» Problem details
For each line that holds "from", copy the line out.

» Entries shown
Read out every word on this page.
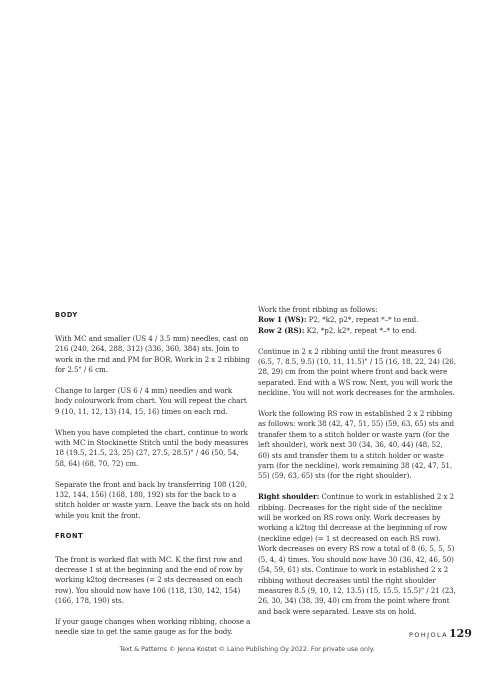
BODY

With MC and smaller (US 4 / 3.5 mm) needles, cast on 216 (240, 264, 288, 312) (336, 360, 384) sts. Join to work in the rnd and PM for BOR. Work in 2 x 2 ribbing for 2.5" / 6 cm.

Change to larger (US 6 / 4 mm) needles and work body colourwork from chart. You will repeat the chart 9 (10, 11, 12, 13) (14, 15, 16) times on each rnd.

When you have completed the chart, continue to work with MC in Stockinette Stitch until the body measures 18 (19.5, 21.5, 23, 25) (27, 27.5, 28.5)" / 46 (50, 54, 58, 64) (68, 70, 72) cm.

Separate the front and back by transferring 108 (120, 132, 144, 156) (168, 180, 192) sts for the back to a stitch holder or waste yarn. Leave the back sts on hold while you knit the front.

FRONT

The front is worked flat with MC. K the first row and decrease 1 st at the beginning and the end of row by working k2tog decreases (= 2 sts decreased on each row). You should now have 106 (118, 130, 142, 154) (166, 178, 190) sts.

If your gauge changes when working ribbing, choose a needle size to get the same gauge as for the body.

Work the front ribbing as follows:
Row 1 (WS): P2, *k2, p2*, repeat *–* to end.
Row 2 (RS): K2, *p2, k2*, repeat *–* to end.

Continue in 2 x 2 ribbing until the front measures 6 (6.5, 7, 8.5, 9.5) (10, 11, 11.5)" / 15 (16, 18, 22, 24) (26, 28, 29) cm from the point where front and back were separated. End with a WS row. Next, you will work the neckline. You will not work decreases for the armholes.

Work the following RS row in established 2 x 2 ribbing as follows: work 38 (42, 47, 51, 55) (59, 63, 65) sts and transfer them to a stitch holder or waste yarn (for the left shoulder), work next 30 (34, 36, 40, 44) (48, 52, 60) sts and transfer them to a stitch holder or waste yarn (for the neckline), work remaining 38 (42, 47, 51, 55) (59, 63, 65) sts (for the right shoulder).

Right shoulder: Continue to work in established 2 x 2 ribbing. Decreases for the right side of the neckline will be worked on RS rows only. Work decreases by working a k2tog tbl decrease at the beginning of row (neckline edge) (= 1 st decreased on each RS row). Work decreases on every RS row a total of 8 (6, 5, 5, 5) (5, 4, 4) times. You should now have 30 (36, 42, 46, 50) (54, 59, 61) sts. Continue to work in established 2 x 2 ribbing without decreases until the right shoulder measures 8.5 (9, 10, 12, 13.5) (15, 15.5, 15.5)" / 21 (23, 26, 30, 34) (38, 39, 40) cm from the point where front and back were separated. Leave sts on hold.

POHJOLA 129
Text & Patterns © Jenna Kostet © Laino Publishing Oy 2022. For private use only.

» Solution for this problem
Change to larger (US 6 / 4 mm) needles and work body colourwork from chart. You will repeat the chart 9 (10, 11, 12, 13) (14, 15, 16) times on each rnd.
Continue in 2 x 2 ribbing until the front measures 6 (6.5, 7, 8.5, 9.5) (10, 11, 11.5)" / 15 (16, 18, 22, 24) (26, 28, 29) cm from the point where front and back were separated. End with a WS row. Next, you will work the neckline. You will not work decreases for the armholes.
Right shoulder: Continue to work in established 2 x 2 ribbing. Decreases for the right side of the neckline will be worked on RS rows only. Work decreases by working a k2tog tbl decrease at the beginning of row (neckline edge) (= 1 st decreased on each RS row). Work decreases on every RS row a total of 8 (6, 5, 5, 5) (5, 4, 4) times. You should now have 30 (36, 42, 46, 50) (54, 59, 61) sts. Continue to work in established 2 x 2 ribbing without decreases until the right shoulder measures 8.5 (9, 10, 12, 13.5) (15, 15.5, 15.5)" / 21 (23, 26, 30, 34) (38, 39, 40) cm from the point where front and back were separated. Leave sts on hold.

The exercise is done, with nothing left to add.